Material for this task:
-=-=-

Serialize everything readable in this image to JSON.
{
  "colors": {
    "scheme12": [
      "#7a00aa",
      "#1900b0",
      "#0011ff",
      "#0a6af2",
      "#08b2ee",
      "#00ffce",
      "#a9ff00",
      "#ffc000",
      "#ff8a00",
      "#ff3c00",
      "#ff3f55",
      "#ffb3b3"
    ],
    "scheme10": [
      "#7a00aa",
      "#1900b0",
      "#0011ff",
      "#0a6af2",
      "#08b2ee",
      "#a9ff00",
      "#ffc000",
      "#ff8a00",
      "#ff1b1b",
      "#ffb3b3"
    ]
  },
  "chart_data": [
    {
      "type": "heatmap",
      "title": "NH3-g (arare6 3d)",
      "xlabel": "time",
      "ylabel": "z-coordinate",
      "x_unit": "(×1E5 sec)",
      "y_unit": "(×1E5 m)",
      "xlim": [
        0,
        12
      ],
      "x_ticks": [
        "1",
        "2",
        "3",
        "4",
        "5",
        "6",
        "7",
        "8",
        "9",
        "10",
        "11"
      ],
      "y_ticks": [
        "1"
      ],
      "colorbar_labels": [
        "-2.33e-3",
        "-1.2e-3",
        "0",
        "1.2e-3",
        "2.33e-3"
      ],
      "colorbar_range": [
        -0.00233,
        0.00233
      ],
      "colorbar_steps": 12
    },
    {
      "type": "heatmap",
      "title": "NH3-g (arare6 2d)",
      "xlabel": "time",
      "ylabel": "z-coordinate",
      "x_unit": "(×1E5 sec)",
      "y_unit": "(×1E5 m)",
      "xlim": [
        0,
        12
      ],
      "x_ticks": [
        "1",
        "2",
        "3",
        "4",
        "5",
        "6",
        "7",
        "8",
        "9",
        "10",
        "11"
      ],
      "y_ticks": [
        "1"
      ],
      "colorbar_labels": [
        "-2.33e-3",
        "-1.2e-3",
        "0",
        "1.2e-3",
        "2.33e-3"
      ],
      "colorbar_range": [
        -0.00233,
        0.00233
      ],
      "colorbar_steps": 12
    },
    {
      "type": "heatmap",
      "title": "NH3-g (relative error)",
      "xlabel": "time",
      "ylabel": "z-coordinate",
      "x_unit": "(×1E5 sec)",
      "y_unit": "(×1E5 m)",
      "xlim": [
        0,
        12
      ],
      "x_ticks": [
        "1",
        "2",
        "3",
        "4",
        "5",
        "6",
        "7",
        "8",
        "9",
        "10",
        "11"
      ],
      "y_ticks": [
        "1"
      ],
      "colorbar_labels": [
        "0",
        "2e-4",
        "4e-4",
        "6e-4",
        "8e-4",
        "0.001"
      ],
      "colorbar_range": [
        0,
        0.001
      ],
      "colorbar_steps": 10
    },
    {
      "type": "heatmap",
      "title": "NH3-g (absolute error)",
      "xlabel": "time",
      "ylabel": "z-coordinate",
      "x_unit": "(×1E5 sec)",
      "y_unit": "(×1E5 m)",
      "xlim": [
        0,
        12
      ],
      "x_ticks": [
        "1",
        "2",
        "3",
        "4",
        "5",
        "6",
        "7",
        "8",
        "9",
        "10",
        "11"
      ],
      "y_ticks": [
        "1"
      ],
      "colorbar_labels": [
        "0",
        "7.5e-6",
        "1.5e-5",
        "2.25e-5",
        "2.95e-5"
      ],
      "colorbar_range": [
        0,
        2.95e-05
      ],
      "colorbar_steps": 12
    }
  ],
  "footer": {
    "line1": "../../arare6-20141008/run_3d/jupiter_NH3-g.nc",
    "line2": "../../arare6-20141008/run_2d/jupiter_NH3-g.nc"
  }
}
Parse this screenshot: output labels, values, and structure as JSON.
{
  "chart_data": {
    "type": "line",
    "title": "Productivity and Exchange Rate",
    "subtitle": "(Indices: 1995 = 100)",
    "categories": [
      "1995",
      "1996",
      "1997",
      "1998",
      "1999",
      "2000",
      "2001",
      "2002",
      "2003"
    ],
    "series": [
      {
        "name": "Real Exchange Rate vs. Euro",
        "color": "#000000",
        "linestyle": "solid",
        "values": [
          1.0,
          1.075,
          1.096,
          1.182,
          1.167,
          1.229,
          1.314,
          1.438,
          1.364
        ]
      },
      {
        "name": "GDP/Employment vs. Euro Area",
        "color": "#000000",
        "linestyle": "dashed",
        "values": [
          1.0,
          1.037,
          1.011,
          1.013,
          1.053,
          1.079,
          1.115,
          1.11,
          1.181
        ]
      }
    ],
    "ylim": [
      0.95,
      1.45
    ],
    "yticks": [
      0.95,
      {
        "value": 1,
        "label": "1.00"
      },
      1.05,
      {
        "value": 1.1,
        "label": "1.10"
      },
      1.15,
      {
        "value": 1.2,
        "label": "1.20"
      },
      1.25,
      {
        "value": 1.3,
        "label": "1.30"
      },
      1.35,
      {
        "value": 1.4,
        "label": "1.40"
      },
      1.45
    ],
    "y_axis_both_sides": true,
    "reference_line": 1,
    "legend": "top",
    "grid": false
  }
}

-=-=-

What is being asked:
Write out the data again, exactly and in full.

Result of the task:
Serialize everything readable in this image to JSON.
{
  "colors": {
    "scheme12": [
      "#7a00aa",
      "#1900b0",
      "#0011ff",
      "#0a6af2",
      "#08b2ee",
      "#00ffce",
      "#a9ff00",
      "#ffc000",
      "#ff8a00",
      "#ff3c00",
      "#ff3f55",
      "#ffb3b3"
    ],
    "scheme10": [
      "#7a00aa",
      "#1900b0",
      "#0011ff",
      "#0a6af2",
      "#08b2ee",
      "#a9ff00",
      "#ffc000",
      "#ff8a00",
      "#ff1b1b",
      "#ffb3b3"
    ]
  },
  "chart_data": [
    {
      "type": "heatmap",
      "title": "NH3-g (arare6 3d)",
      "xlabel": "time",
      "ylabel": "z-coordinate",
      "x_unit": "(×1E5 sec)",
      "y_unit": "(×1E5 m)",
      "xlim": [
        0,
        12
      ],
      "x_ticks": [
        "1",
        "2",
        "3",
        "4",
        "5",
        "6",
        "7",
        "8",
        "9",
        "10",
        "11"
      ],
      "y_ticks": [
        "1"
      ],
      "colorbar_labels": [
        "-2.33e-3",
        "-1.2e-3",
        "0",
        "1.2e-3",
        "2.33e-3"
      ],
      "colorbar_range": [
        -0.00233,
        0.00233
      ],
      "colorbar_steps": 12
    },
    {
      "type": "heatmap",
      "title": "NH3-g (arare6 2d)",
      "xlabel": "time",
      "ylabel": "z-coordinate",
      "x_unit": "(×1E5 sec)",
      "y_unit": "(×1E5 m)",
      "xlim": [
        0,
        12
      ],
      "x_ticks": [
        "1",
        "2",
        "3",
        "4",
        "5",
        "6",
        "7",
        "8",
        "9",
        "10",
        "11"
      ],
      "y_ticks": [
        "1"
      ],
      "colorbar_labels": [
        "-2.33e-3",
        "-1.2e-3",
        "0",
        "1.2e-3",
        "2.33e-3"
      ],
      "colorbar_range": [
        -0.00233,
        0.00233
      ],
      "colorbar_steps": 12
    },
    {
      "type": "heatmap",
      "title": "NH3-g (relative error)",
      "xlabel": "time",
      "ylabel": "z-coordinate",
      "x_unit": "(×1E5 sec)",
      "y_unit": "(×1E5 m)",
      "xlim": [
        0,
        12
      ],
      "x_ticks": [
        "1",
        "2",
        "3",
        "4",
        "5",
        "6",
        "7",
        "8",
        "9",
        "10",
        "11"
      ],
      "y_ticks": [
        "1"
      ],
      "colorbar_labels": [
        "0",
        "2e-4",
        "4e-4",
        "6e-4",
        "8e-4",
        "0.001"
      ],
      "colorbar_range": [
        0,
        0.001
      ],
      "colorbar_steps": 10
    },
    {
      "type": "heatmap",
      "title": "NH3-g (absolute error)",
      "xlabel": "time",
      "ylabel": "z-coordinate",
      "x_unit": "(×1E5 sec)",
      "y_unit": "(×1E5 m)",
      "xlim": [
        0,
        12
      ],
      "x_ticks": [
        "1",
        "2",
        "3",
        "4",
        "5",
        "6",
        "7",
        "8",
        "9",
        "10",
        "11"
      ],
      "y_ticks": [
        "1"
      ],
      "colorbar_labels": [
        "0",
        "7.5e-6",
        "1.5e-5",
        "2.25e-5",
        "2.95e-5"
      ],
      "colorbar_range": [
        0,
        2.95e-05
      ],
      "colorbar_steps": 12
    }
  ],
  "footer": {
    "line1": "../../arare6-20141008/run_3d/jupiter_NH3-g.nc",
    "line2": "../../arare6-20141008/run_2d/jupiter_NH3-g.nc"
  }
}
Parse this screenshot: output labels, values, and structure as JSON.
{
  "chart_data": {
    "type": "line",
    "title": "Productivity and Exchange Rate",
    "subtitle": "(Indices: 1995 = 100)",
    "categories": [
      "1995",
      "1996",
      "1997",
      "1998",
      "1999",
      "2000",
      "2001",
      "2002",
      "2003"
    ],
    "series": [
      {
        "name": "Real Exchange Rate vs. Euro",
        "color": "#000000",
        "linestyle": "solid",
        "values": [
          1.0,
          1.075,
          1.096,
          1.182,
          1.167,
          1.229,
          1.314,
          1.438,
          1.364
        ]
      },
      {
        "name": "GDP/Employment vs. Euro Area",
        "color": "#000000",
        "linestyle": "dashed",
        "values": [
          1.0,
          1.037,
          1.011,
          1.013,
          1.053,
          1.079,
          1.115,
          1.11,
          1.181
        ]
      }
    ],
    "ylim": [
      0.95,
      1.45
    ],
    "yticks": [
      0.95,
      {
        "value": 1,
        "label": "1.00"
      },
      1.05,
      {
        "value": 1.1,
        "label": "1.10"
      },
      1.15,
      {
        "value": 1.2,
        "label": "1.20"
      },
      1.25,
      {
        "value": 1.3,
        "label": "1.30"
      },
      1.35,
      {
        "value": 1.4,
        "label": "1.40"
      },
      1.45
    ],
    "y_axis_both_sides": true,
    "reference_line": 1,
    "legend": "top",
    "grid": false
  }
}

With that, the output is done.